[Collected data entries]

_ _ _ _ _

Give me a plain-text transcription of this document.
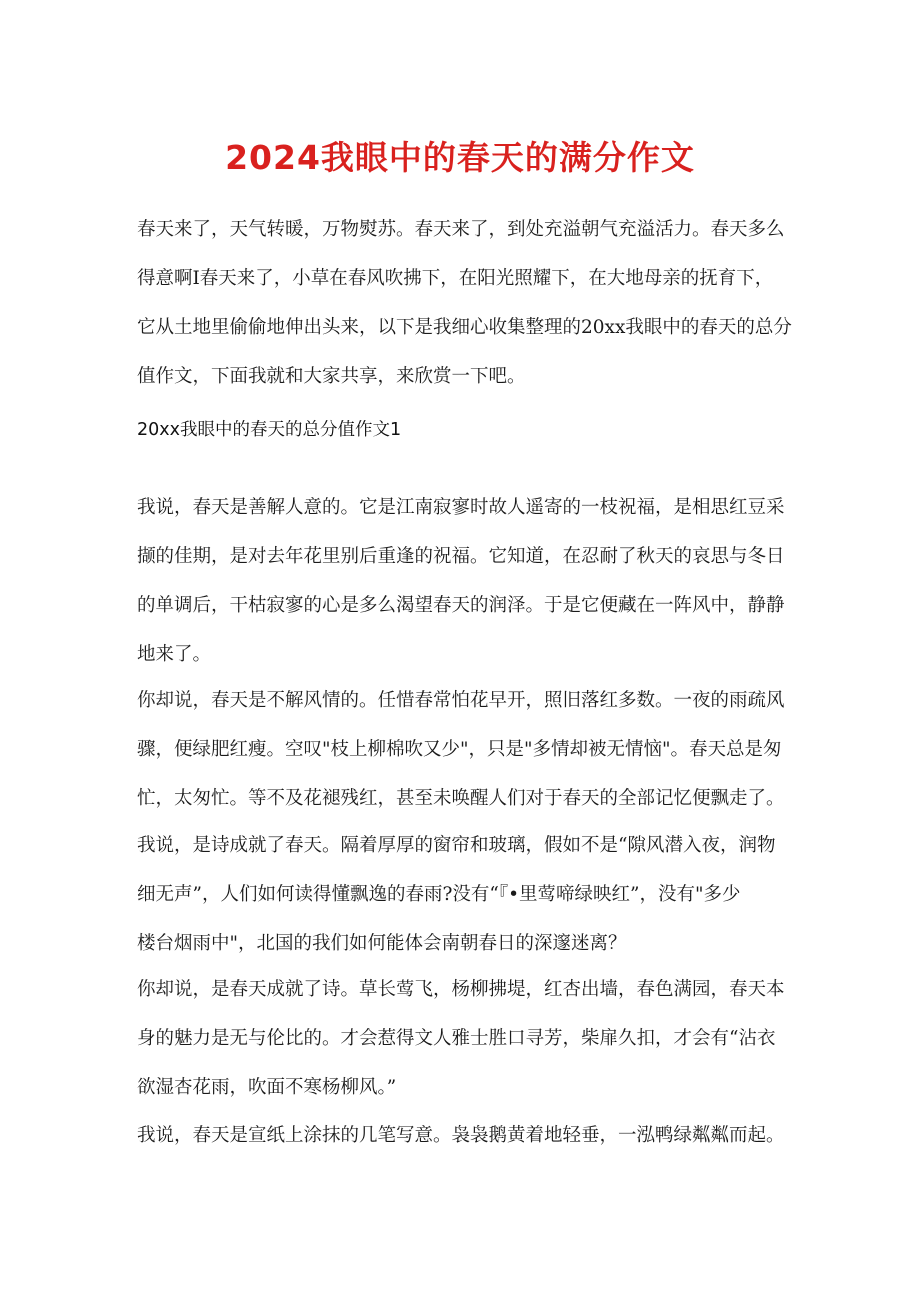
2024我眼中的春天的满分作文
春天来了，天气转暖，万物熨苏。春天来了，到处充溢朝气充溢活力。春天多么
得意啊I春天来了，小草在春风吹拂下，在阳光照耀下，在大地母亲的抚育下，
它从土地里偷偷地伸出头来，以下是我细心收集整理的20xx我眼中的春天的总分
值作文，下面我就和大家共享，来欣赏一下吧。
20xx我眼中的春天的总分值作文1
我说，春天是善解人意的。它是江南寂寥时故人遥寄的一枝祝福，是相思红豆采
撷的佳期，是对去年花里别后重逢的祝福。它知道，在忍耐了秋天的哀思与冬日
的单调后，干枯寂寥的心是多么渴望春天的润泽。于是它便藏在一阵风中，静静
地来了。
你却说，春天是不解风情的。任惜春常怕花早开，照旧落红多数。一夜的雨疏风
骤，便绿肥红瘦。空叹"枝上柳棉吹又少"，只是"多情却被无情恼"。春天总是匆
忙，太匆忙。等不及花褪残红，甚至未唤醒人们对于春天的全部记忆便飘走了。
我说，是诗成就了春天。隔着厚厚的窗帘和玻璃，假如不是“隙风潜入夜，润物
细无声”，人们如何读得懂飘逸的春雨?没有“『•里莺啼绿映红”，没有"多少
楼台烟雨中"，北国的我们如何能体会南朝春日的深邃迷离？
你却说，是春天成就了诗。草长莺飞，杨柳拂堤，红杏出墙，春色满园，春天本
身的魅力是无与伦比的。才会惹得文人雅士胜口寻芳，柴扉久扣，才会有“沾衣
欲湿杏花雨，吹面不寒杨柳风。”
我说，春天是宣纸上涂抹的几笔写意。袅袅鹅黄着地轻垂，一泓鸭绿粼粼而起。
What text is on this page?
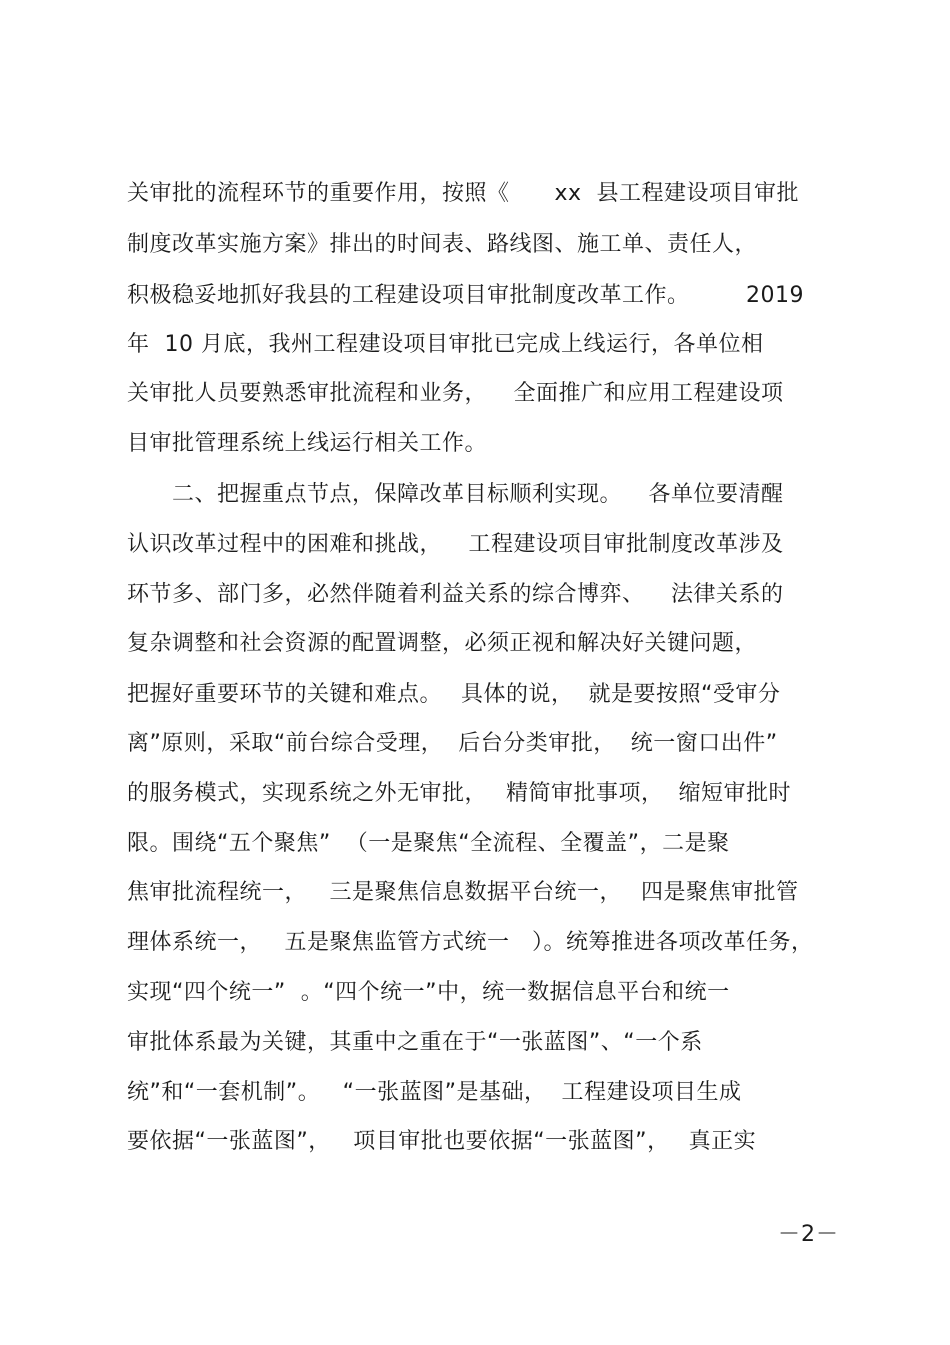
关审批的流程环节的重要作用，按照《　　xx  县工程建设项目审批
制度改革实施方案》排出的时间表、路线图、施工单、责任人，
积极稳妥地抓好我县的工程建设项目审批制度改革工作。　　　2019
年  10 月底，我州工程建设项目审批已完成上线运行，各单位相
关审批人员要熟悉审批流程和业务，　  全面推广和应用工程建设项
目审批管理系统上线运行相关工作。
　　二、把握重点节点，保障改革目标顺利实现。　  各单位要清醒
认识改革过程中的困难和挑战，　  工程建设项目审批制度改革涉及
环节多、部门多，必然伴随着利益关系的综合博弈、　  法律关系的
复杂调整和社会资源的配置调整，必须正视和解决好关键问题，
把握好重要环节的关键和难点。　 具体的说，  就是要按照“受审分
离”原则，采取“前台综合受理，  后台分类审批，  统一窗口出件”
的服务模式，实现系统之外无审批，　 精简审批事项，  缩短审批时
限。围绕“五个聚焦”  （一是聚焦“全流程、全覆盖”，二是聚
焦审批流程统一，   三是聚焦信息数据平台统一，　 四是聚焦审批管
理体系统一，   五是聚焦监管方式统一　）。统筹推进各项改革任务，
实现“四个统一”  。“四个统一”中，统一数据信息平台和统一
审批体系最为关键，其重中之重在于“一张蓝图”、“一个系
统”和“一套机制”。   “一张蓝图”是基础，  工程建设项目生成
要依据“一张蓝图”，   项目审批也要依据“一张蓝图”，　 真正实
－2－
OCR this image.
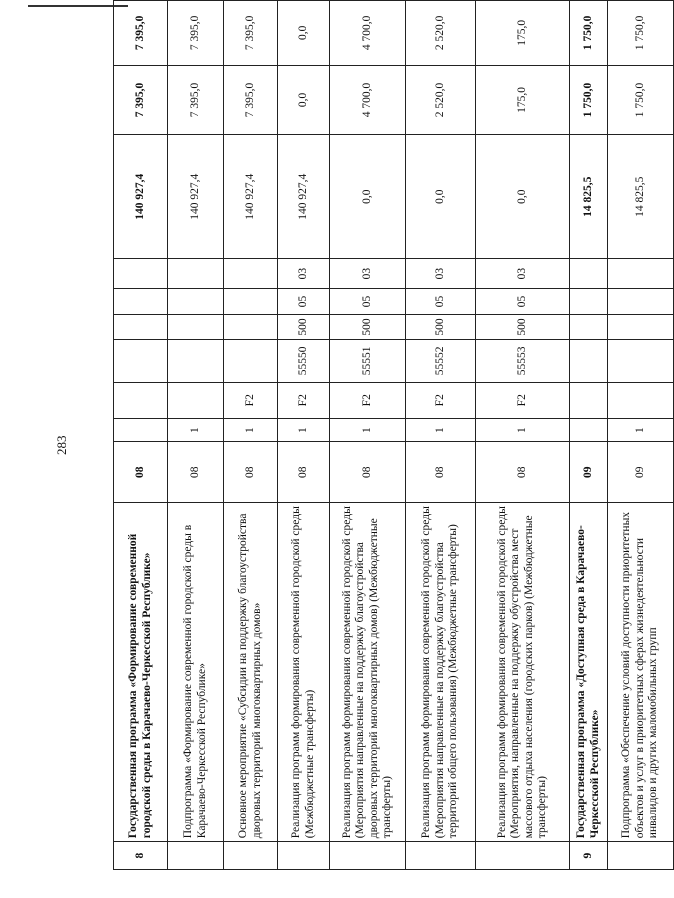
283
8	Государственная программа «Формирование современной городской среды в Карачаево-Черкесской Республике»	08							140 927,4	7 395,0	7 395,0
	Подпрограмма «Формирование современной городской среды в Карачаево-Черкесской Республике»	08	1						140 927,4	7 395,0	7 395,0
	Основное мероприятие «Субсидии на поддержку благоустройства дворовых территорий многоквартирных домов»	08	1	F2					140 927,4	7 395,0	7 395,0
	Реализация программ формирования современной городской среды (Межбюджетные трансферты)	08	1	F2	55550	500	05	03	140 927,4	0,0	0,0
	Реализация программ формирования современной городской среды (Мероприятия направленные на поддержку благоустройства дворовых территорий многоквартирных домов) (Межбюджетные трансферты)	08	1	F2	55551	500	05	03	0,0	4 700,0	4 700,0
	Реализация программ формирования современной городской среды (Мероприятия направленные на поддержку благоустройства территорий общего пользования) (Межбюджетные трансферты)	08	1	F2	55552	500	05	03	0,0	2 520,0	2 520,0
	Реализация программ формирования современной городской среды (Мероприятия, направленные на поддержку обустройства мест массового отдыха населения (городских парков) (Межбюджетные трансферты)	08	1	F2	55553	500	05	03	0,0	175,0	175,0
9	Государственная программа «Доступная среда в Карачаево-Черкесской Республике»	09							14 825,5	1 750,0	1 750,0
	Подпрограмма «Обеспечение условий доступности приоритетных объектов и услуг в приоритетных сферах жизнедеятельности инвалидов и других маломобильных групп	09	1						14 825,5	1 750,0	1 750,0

_ _ _ _ _

▸ **CHALLENGE**:
Repeat the data exactly in full, omitting its pictures.

▸ **EXERCISE RESPONSE**:
Give me a plain-text transcription of this document.
2024我眼中的春天的满分作文
春天来了，天气转暖，万物熨苏。春天来了，到处充溢朝气充溢活力。春天多么
得意啊I春天来了，小草在春风吹拂下，在阳光照耀下，在大地母亲的抚育下，
它从土地里偷偷地伸出头来，以下是我细心收集整理的20xx我眼中的春天的总分
值作文，下面我就和大家共享，来欣赏一下吧。
20xx我眼中的春天的总分值作文1
我说，春天是善解人意的。它是江南寂寥时故人遥寄的一枝祝福，是相思红豆采
撷的佳期，是对去年花里别后重逢的祝福。它知道，在忍耐了秋天的哀思与冬日
的单调后，干枯寂寥的心是多么渴望春天的润泽。于是它便藏在一阵风中，静静
地来了。
你却说，春天是不解风情的。任惜春常怕花早开，照旧落红多数。一夜的雨疏风
骤，便绿肥红瘦。空叹"枝上柳棉吹又少"，只是"多情却被无情恼"。春天总是匆
忙，太匆忙。等不及花褪残红，甚至未唤醒人们对于春天的全部记忆便飘走了。
我说，是诗成就了春天。隔着厚厚的窗帘和玻璃，假如不是“隙风潜入夜，润物
细无声”，人们如何读得懂飘逸的春雨?没有“『•里莺啼绿映红”，没有"多少
楼台烟雨中"，北国的我们如何能体会南朝春日的深邃迷离？
你却说，是春天成就了诗。草长莺飞，杨柳拂堤，红杏出墙，春色满园，春天本
身的魅力是无与伦比的。才会惹得文人雅士胜口寻芳，柴扉久扣，才会有“沾衣
欲湿杏花雨，吹面不寒杨柳风。”
我说，春天是宣纸上涂抹的几笔写意。袅袅鹅黄着地轻垂，一泓鸭绿粼粼而起。
What text is on this page?
关审批的流程环节的重要作用，按照《　　xx  县工程建设项目审批
制度改革实施方案》排出的时间表、路线图、施工单、责任人，
积极稳妥地抓好我县的工程建设项目审批制度改革工作。　　　2019
年  10 月底，我州工程建设项目审批已完成上线运行，各单位相
关审批人员要熟悉审批流程和业务，　  全面推广和应用工程建设项
目审批管理系统上线运行相关工作。
　　二、把握重点节点，保障改革目标顺利实现。　  各单位要清醒
认识改革过程中的困难和挑战，　  工程建设项目审批制度改革涉及
环节多、部门多，必然伴随着利益关系的综合博弈、　  法律关系的
复杂调整和社会资源的配置调整，必须正视和解决好关键问题，
把握好重要环节的关键和难点。　 具体的说，  就是要按照“受审分
离”原则，采取“前台综合受理，  后台分类审批，  统一窗口出件”
的服务模式，实现系统之外无审批，　 精简审批事项，  缩短审批时
限。围绕“五个聚焦”  （一是聚焦“全流程、全覆盖”，二是聚
焦审批流程统一，   三是聚焦信息数据平台统一，　 四是聚焦审批管
理体系统一，   五是聚焦监管方式统一　）。统筹推进各项改革任务，
实现“四个统一”  。“四个统一”中，统一数据信息平台和统一
审批体系最为关键，其重中之重在于“一张蓝图”、“一个系
统”和“一套机制”。   “一张蓝图”是基础，  工程建设项目生成
要依据“一张蓝图”，   项目审批也要依据“一张蓝图”，　 真正实
－2－
OCR this image.
283
8	Государственная программа «Формирование современной городской среды в Карачаево-Черкесской Республике»	08							140 927,4	7 395,0	7 395,0
	Подпрограмма «Формирование современной городской среды в Карачаево-Черкесской Республике»	08	1						140 927,4	7 395,0	7 395,0
	Основное мероприятие «Субсидии на поддержку благоустройства дворовых территорий многоквартирных домов»	08	1	F2					140 927,4	7 395,0	7 395,0
	Реализация программ формирования современной городской среды (Межбюджетные трансферты)	08	1	F2	55550	500	05	03	140 927,4	0,0	0,0
	Реализация программ формирования современной городской среды (Мероприятия направленные на поддержку благоустройства дворовых территорий многоквартирных домов) (Межбюджетные трансферты)	08	1	F2	55551	500	05	03	0,0	4 700,0	4 700,0
	Реализация программ формирования современной городской среды (Мероприятия направленные на поддержку благоустройства территорий общего пользования) (Межбюджетные трансферты)	08	1	F2	55552	500	05	03	0,0	2 520,0	2 520,0
	Реализация программ формирования современной городской среды (Мероприятия, направленные на поддержку обустройства мест массового отдыха населения (городских парков) (Межбюджетные трансферты)	08	1	F2	55553	500	05	03	0,0	175,0	175,0
9	Государственная программа «Доступная среда в Карачаево-Черкесской Республике»	09							14 825,5	1 750,0	1 750,0
	Подпрограмма «Обеспечение условий доступности приоритетных объектов и услуг в приоритетных сферах жизнедеятельности инвалидов и других маломобильных групп	09	1						14 825,5	1 750,0	1 750,0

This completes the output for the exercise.